** begin **

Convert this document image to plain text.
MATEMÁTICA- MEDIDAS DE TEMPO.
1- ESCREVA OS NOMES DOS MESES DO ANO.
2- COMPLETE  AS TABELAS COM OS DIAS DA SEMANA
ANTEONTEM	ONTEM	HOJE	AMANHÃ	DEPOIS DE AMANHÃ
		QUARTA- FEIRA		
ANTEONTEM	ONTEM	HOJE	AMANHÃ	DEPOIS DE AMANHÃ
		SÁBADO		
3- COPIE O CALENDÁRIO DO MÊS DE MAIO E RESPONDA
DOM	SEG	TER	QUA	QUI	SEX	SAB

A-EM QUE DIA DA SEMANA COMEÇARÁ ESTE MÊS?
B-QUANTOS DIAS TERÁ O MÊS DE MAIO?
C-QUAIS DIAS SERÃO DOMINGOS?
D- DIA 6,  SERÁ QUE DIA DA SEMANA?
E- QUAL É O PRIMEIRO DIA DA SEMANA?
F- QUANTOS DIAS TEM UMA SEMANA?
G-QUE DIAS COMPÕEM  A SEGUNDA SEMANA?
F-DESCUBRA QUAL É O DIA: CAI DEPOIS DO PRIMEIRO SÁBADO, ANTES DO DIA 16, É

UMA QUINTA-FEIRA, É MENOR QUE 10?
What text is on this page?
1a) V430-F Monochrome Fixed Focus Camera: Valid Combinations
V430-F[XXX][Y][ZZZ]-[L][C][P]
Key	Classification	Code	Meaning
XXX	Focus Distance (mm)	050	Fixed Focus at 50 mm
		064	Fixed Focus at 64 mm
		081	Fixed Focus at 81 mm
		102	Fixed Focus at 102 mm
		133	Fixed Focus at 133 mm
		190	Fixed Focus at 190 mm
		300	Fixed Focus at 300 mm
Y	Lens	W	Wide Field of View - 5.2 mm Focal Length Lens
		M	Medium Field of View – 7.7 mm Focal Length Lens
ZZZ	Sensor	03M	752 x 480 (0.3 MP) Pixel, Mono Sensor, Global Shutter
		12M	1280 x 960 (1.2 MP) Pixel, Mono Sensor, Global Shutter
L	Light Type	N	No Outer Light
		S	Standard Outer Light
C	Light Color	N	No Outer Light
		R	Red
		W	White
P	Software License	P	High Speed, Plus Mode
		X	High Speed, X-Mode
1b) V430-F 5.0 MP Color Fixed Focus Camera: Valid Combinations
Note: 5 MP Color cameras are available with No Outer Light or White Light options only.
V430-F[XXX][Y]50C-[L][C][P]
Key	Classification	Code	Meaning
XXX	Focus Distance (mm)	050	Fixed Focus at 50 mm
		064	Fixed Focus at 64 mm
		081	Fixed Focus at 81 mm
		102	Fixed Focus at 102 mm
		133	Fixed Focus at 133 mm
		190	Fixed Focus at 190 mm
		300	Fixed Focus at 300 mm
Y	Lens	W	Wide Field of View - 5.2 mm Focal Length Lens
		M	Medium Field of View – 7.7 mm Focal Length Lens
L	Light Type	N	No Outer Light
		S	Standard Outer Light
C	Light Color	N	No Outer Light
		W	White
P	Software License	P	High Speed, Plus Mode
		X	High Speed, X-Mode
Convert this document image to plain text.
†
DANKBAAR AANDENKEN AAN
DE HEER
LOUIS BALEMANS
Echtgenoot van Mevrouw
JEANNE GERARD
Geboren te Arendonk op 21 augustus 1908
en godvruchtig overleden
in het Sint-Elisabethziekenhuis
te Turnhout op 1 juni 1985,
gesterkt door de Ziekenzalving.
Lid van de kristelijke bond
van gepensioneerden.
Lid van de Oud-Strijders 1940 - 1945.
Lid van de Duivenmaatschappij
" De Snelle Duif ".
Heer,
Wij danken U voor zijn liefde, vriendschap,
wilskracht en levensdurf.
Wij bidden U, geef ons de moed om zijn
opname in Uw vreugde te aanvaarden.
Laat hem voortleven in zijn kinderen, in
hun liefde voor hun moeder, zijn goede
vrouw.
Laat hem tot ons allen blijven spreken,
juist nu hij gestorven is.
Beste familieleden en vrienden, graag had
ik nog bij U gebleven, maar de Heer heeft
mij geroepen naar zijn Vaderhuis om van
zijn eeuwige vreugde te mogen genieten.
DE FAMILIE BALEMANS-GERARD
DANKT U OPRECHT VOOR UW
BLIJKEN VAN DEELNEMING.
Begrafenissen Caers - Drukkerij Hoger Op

** end **

WHAT TO DO = Print every line of the records exactly. Omit nothing.

RESPONSE FOR THIS EXERCISE =
Convert this document image to plain text.
MATEMÁTICA- MEDIDAS DE TEMPO.
1- ESCREVA OS NOMES DOS MESES DO ANO.
2- COMPLETE  AS TABELAS COM OS DIAS DA SEMANA
ANTEONTEM	ONTEM	HOJE	AMANHÃ	DEPOIS DE AMANHÃ
		QUARTA- FEIRA		
ANTEONTEM	ONTEM	HOJE	AMANHÃ	DEPOIS DE AMANHÃ
		SÁBADO		
3- COPIE O CALENDÁRIO DO MÊS DE MAIO E RESPONDA
DOM	SEG	TER	QUA	QUI	SEX	SAB

A-EM QUE DIA DA SEMANA COMEÇARÁ ESTE MÊS?
B-QUANTOS DIAS TERÁ O MÊS DE MAIO?
C-QUAIS DIAS SERÃO DOMINGOS?
D- DIA 6,  SERÁ QUE DIA DA SEMANA?
E- QUAL É O PRIMEIRO DIA DA SEMANA?
F- QUANTOS DIAS TEM UMA SEMANA?
G-QUE DIAS COMPÕEM  A SEGUNDA SEMANA?
F-DESCUBRA QUAL É O DIA: CAI DEPOIS DO PRIMEIRO SÁBADO, ANTES DO DIA 16, É

UMA QUINTA-FEIRA, É MENOR QUE 10?
What text is on this page?
1a) V430-F Monochrome Fixed Focus Camera: Valid Combinations
V430-F[XXX][Y][ZZZ]-[L][C][P]
Key	Classification	Code	Meaning
XXX	Focus Distance (mm)	050	Fixed Focus at 50 mm
		064	Fixed Focus at 64 mm
		081	Fixed Focus at 81 mm
		102	Fixed Focus at 102 mm
		133	Fixed Focus at 133 mm
		190	Fixed Focus at 190 mm
		300	Fixed Focus at 300 mm
Y	Lens	W	Wide Field of View - 5.2 mm Focal Length Lens
		M	Medium Field of View – 7.7 mm Focal Length Lens
ZZZ	Sensor	03M	752 x 480 (0.3 MP) Pixel, Mono Sensor, Global Shutter
		12M	1280 x 960 (1.2 MP) Pixel, Mono Sensor, Global Shutter
L	Light Type	N	No Outer Light
		S	Standard Outer Light
C	Light Color	N	No Outer Light
		R	Red
		W	White
P	Software License	P	High Speed, Plus Mode
		X	High Speed, X-Mode
1b) V430-F 5.0 MP Color Fixed Focus Camera: Valid Combinations
Note: 5 MP Color cameras are available with No Outer Light or White Light options only.
V430-F[XXX][Y]50C-[L][C][P]
Key	Classification	Code	Meaning
XXX	Focus Distance (mm)	050	Fixed Focus at 50 mm
		064	Fixed Focus at 64 mm
		081	Fixed Focus at 81 mm
		102	Fixed Focus at 102 mm
		133	Fixed Focus at 133 mm
		190	Fixed Focus at 190 mm
		300	Fixed Focus at 300 mm
Y	Lens	W	Wide Field of View - 5.2 mm Focal Length Lens
		M	Medium Field of View – 7.7 mm Focal Length Lens
L	Light Type	N	No Outer Light
		S	Standard Outer Light
C	Light Color	N	No Outer Light
		W	White
P	Software License	P	High Speed, Plus Mode
		X	High Speed, X-Mode
Convert this document image to plain text.
†
DANKBAAR AANDENKEN AAN
DE HEER
LOUIS BALEMANS
Echtgenoot van Mevrouw
JEANNE GERARD
Geboren te Arendonk op 21 augustus 1908
en godvruchtig overleden
in het Sint-Elisabethziekenhuis
te Turnhout op 1 juni 1985,
gesterkt door de Ziekenzalving.
Lid van de kristelijke bond
van gepensioneerden.
Lid van de Oud-Strijders 1940 - 1945.
Lid van de Duivenmaatschappij
" De Snelle Duif ".
Heer,
Wij danken U voor zijn liefde, vriendschap,
wilskracht en levensdurf.
Wij bidden U, geef ons de moed om zijn
opname in Uw vreugde te aanvaarden.
Laat hem voortleven in zijn kinderen, in
hun liefde voor hun moeder, zijn goede
vrouw.
Laat hem tot ons allen blijven spreken,
juist nu hij gestorven is.
Beste familieleden en vrienden, graag had
ik nog bij U gebleven, maar de Heer heeft
mij geroepen naar zijn Vaderhuis om van
zijn eeuwige vreugde te mogen genieten.
DE FAMILIE BALEMANS-GERARD
DANKT U OPRECHT VOOR UW
BLIJKEN VAN DEELNEMING.
Begrafenissen Caers - Drukkerij Hoger Op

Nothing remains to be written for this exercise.